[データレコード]
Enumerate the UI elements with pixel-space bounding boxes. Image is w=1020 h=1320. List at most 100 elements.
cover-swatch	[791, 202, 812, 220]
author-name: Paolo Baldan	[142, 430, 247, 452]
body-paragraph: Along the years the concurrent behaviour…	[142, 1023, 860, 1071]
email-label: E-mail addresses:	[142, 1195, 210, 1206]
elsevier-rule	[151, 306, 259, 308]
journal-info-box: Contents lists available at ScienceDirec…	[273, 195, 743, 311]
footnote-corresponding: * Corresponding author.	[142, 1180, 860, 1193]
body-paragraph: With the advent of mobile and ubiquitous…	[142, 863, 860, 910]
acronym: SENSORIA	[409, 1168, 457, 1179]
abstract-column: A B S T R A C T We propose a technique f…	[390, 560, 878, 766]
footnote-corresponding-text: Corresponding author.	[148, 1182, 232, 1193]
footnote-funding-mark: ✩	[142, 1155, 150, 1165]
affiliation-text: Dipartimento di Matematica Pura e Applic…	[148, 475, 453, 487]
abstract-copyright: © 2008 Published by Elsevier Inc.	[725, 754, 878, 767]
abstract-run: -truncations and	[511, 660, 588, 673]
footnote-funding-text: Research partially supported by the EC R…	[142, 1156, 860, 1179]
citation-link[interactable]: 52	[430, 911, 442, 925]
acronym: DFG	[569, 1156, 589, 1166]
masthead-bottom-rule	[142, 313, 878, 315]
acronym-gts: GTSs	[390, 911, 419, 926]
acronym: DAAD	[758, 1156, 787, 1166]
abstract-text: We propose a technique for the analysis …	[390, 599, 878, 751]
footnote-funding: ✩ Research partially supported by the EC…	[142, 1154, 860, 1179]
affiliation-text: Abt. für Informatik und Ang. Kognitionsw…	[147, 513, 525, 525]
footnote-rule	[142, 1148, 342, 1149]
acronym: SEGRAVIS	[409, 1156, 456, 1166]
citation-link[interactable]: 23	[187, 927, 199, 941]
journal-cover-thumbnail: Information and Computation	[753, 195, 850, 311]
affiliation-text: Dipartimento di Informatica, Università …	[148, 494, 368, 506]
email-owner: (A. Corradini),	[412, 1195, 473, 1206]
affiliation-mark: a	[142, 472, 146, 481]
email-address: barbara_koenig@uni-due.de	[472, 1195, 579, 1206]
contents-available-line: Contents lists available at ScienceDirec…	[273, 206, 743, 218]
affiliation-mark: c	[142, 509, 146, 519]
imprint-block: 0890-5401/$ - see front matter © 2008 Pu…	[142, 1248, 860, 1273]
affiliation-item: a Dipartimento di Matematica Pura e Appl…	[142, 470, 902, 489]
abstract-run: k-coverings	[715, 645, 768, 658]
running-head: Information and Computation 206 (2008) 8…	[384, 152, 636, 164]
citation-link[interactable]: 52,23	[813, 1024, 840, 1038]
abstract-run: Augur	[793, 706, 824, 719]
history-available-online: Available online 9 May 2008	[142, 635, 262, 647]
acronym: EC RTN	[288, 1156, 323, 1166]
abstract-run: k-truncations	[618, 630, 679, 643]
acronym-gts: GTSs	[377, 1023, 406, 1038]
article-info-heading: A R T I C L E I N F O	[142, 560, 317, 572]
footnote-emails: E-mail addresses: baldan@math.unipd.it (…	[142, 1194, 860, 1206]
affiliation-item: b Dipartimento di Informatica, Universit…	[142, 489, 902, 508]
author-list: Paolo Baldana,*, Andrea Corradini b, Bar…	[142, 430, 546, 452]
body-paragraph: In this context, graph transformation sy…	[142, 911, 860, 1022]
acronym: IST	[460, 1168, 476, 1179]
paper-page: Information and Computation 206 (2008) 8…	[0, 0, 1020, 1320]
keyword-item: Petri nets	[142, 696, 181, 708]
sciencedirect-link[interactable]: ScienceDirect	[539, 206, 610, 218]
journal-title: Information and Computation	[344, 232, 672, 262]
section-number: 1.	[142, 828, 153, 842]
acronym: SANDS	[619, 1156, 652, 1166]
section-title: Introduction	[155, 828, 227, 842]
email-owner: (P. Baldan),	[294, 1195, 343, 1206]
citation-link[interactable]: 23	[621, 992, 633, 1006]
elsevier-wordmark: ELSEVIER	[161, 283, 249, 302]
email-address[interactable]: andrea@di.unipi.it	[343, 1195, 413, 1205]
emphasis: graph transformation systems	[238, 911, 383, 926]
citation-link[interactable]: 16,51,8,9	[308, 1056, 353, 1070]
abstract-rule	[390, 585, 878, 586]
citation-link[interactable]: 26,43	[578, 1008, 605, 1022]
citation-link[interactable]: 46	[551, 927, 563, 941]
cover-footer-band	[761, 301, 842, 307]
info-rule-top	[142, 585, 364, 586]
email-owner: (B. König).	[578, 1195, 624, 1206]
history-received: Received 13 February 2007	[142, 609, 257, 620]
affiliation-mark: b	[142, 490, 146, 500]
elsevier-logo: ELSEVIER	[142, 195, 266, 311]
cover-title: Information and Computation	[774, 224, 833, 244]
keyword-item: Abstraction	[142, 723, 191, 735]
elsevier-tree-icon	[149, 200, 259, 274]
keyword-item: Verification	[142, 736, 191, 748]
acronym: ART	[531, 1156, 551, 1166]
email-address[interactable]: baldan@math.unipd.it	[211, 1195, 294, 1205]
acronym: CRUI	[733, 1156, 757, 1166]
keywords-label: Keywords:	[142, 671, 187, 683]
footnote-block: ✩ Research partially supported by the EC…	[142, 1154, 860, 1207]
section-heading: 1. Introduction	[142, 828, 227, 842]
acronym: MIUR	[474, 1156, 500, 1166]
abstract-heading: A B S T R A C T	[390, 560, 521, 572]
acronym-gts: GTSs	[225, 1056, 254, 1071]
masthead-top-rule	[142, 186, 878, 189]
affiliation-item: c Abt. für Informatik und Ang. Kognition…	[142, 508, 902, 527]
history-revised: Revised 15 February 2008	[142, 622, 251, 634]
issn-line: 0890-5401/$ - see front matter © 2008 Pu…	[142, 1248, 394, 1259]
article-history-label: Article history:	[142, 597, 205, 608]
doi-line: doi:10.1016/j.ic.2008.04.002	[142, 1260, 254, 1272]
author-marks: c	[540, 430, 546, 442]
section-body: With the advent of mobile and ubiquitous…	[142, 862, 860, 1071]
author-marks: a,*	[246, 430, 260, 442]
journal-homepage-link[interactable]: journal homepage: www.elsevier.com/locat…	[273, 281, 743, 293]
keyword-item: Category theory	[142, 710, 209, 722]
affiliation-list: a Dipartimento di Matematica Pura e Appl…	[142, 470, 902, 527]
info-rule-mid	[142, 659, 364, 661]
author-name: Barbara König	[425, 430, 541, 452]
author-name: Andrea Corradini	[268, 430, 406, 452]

課題: 上に示したレコードをすべて、一字一句変えずにそのまま繰り返すこと。

課題への回答:
Enumerate the UI elements with pixel-space bounding boxes. Image is w=1020 h=1320. List at most 100 elements.
cover-swatch	[791, 202, 812, 220]
author-name: Paolo Baldan	[142, 430, 247, 452]
body-paragraph: Along the years the concurrent behaviour…	[142, 1023, 860, 1071]
email-label: E-mail addresses:	[142, 1195, 210, 1206]
elsevier-rule	[151, 306, 259, 308]
journal-info-box: Contents lists available at ScienceDirec…	[273, 195, 743, 311]
footnote-corresponding: * Corresponding author.	[142, 1180, 860, 1193]
body-paragraph: With the advent of mobile and ubiquitous…	[142, 863, 860, 910]
acronym: SENSORIA	[409, 1168, 457, 1179]
abstract-column: A B S T R A C T We propose a technique f…	[390, 560, 878, 766]
footnote-corresponding-text: Corresponding author.	[148, 1182, 232, 1193]
footnote-funding-mark: ✩	[142, 1155, 150, 1165]
affiliation-text: Dipartimento di Matematica Pura e Applic…	[148, 475, 453, 487]
abstract-copyright: © 2008 Published by Elsevier Inc.	[725, 754, 878, 767]
abstract-run: -truncations and	[511, 660, 588, 673]
footnote-funding-text: Research partially supported by the EC R…	[142, 1156, 860, 1179]
citation-link[interactable]: 52	[430, 911, 442, 925]
acronym: DFG	[569, 1156, 589, 1166]
masthead-bottom-rule	[142, 313, 878, 315]
acronym-gts: GTSs	[390, 911, 419, 926]
acronym: DAAD	[758, 1156, 787, 1166]
abstract-text: We propose a technique for the analysis …	[390, 599, 878, 751]
footnote-funding: ✩ Research partially supported by the EC…	[142, 1154, 860, 1179]
affiliation-text: Abt. für Informatik und Ang. Kognitionsw…	[147, 513, 525, 525]
footnote-rule	[142, 1148, 342, 1149]
acronym: SEGRAVIS	[409, 1156, 456, 1166]
citation-link[interactable]: 23	[187, 927, 199, 941]
journal-cover-thumbnail: Information and Computation	[753, 195, 850, 311]
affiliation-text: Dipartimento di Informatica, Università …	[148, 494, 368, 506]
email-owner: (A. Corradini),	[412, 1195, 473, 1206]
affiliation-mark: a	[142, 472, 146, 481]
email-address: barbara_koenig@uni-due.de	[472, 1195, 579, 1206]
contents-available-line: Contents lists available at ScienceDirec…	[273, 206, 743, 218]
affiliation-mark: c	[142, 509, 146, 519]
imprint-block: 0890-5401/$ - see front matter © 2008 Pu…	[142, 1248, 860, 1273]
affiliation-item: a Dipartimento di Matematica Pura e Appl…	[142, 470, 902, 489]
abstract-run: k-coverings	[715, 645, 768, 658]
running-head: Information and Computation 206 (2008) 8…	[384, 152, 636, 164]
citation-link[interactable]: 52,23	[813, 1024, 840, 1038]
abstract-run: Augur	[793, 706, 824, 719]
history-available-online: Available online 9 May 2008	[142, 635, 262, 647]
acronym: EC RTN	[288, 1156, 323, 1166]
abstract-run: k-truncations	[618, 630, 679, 643]
acronym-gts: GTSs	[377, 1023, 406, 1038]
article-info-heading: A R T I C L E I N F O	[142, 560, 317, 572]
footnote-emails: E-mail addresses: baldan@math.unipd.it (…	[142, 1194, 860, 1206]
affiliation-item: b Dipartimento di Informatica, Universit…	[142, 489, 902, 508]
author-list: Paolo Baldana,*, Andrea Corradini b, Bar…	[142, 430, 546, 452]
body-paragraph: In this context, graph transformation sy…	[142, 911, 860, 1022]
acronym: IST	[460, 1168, 476, 1179]
paper-page: Information and Computation 206 (2008) 8…	[0, 0, 1020, 1320]
keyword-item: Petri nets	[142, 696, 181, 708]
sciencedirect-link[interactable]: ScienceDirect	[539, 206, 610, 218]
journal-title: Information and Computation	[344, 232, 672, 262]
section-number: 1.	[142, 828, 153, 842]
acronym: SANDS	[619, 1156, 652, 1166]
section-title: Introduction	[155, 828, 227, 842]
email-owner: (P. Baldan),	[294, 1195, 343, 1206]
citation-link[interactable]: 23	[621, 992, 633, 1006]
elsevier-wordmark: ELSEVIER	[161, 283, 249, 302]
email-address[interactable]: andrea@di.unipi.it	[343, 1195, 413, 1205]
emphasis: graph transformation systems	[238, 911, 383, 926]
citation-link[interactable]: 16,51,8,9	[308, 1056, 353, 1070]
abstract-rule	[390, 585, 878, 586]
citation-link[interactable]: 26,43	[578, 1008, 605, 1022]
citation-link[interactable]: 46	[551, 927, 563, 941]
cover-footer-band	[761, 301, 842, 307]
info-rule-top	[142, 585, 364, 586]
email-owner: (B. König).	[578, 1195, 624, 1206]
history-received: Received 13 February 2007	[142, 609, 257, 620]
affiliation-mark: b	[142, 490, 146, 500]
elsevier-logo: ELSEVIER	[142, 195, 266, 311]
cover-title: Information and Computation	[774, 224, 833, 244]
keyword-item: Abstraction	[142, 723, 191, 735]
elsevier-tree-icon	[149, 200, 259, 274]
keyword-item: Verification	[142, 736, 191, 748]
acronym: ART	[531, 1156, 551, 1166]
email-address[interactable]: baldan@math.unipd.it	[211, 1195, 294, 1205]
acronym: CRUI	[733, 1156, 757, 1166]
keywords-label: Keywords:	[142, 671, 187, 683]
footnote-block: ✩ Research partially supported by the EC…	[142, 1154, 860, 1207]
section-heading: 1. Introduction	[142, 828, 227, 842]
acronym: MIUR	[474, 1156, 500, 1166]
abstract-heading: A B S T R A C T	[390, 560, 521, 572]
acronym-gts: GTSs	[225, 1056, 254, 1071]
masthead-top-rule	[142, 186, 878, 189]
affiliation-item: c Abt. für Informatik und Ang. Kognition…	[142, 508, 902, 527]
history-revised: Revised 15 February 2008	[142, 622, 251, 634]
issn-line: 0890-5401/$ - see front matter © 2008 Pu…	[142, 1248, 394, 1259]
article-history-label: Article history:	[142, 597, 205, 608]
doi-line: doi:10.1016/j.ic.2008.04.002	[142, 1260, 254, 1272]
author-marks: c	[540, 430, 546, 442]
section-body: With the advent of mobile and ubiquitous…	[142, 862, 860, 1071]
author-marks: a,*	[246, 430, 260, 442]
journal-homepage-link[interactable]: journal homepage: www.elsevier.com/locat…	[273, 281, 743, 293]
keyword-item: Category theory	[142, 710, 209, 722]
affiliation-list: a Dipartimento di Matematica Pura e Appl…	[142, 470, 902, 527]
info-rule-mid	[142, 659, 364, 661]
author-name: Barbara König	[425, 430, 541, 452]
author-name: Andrea Corradini	[268, 430, 406, 452]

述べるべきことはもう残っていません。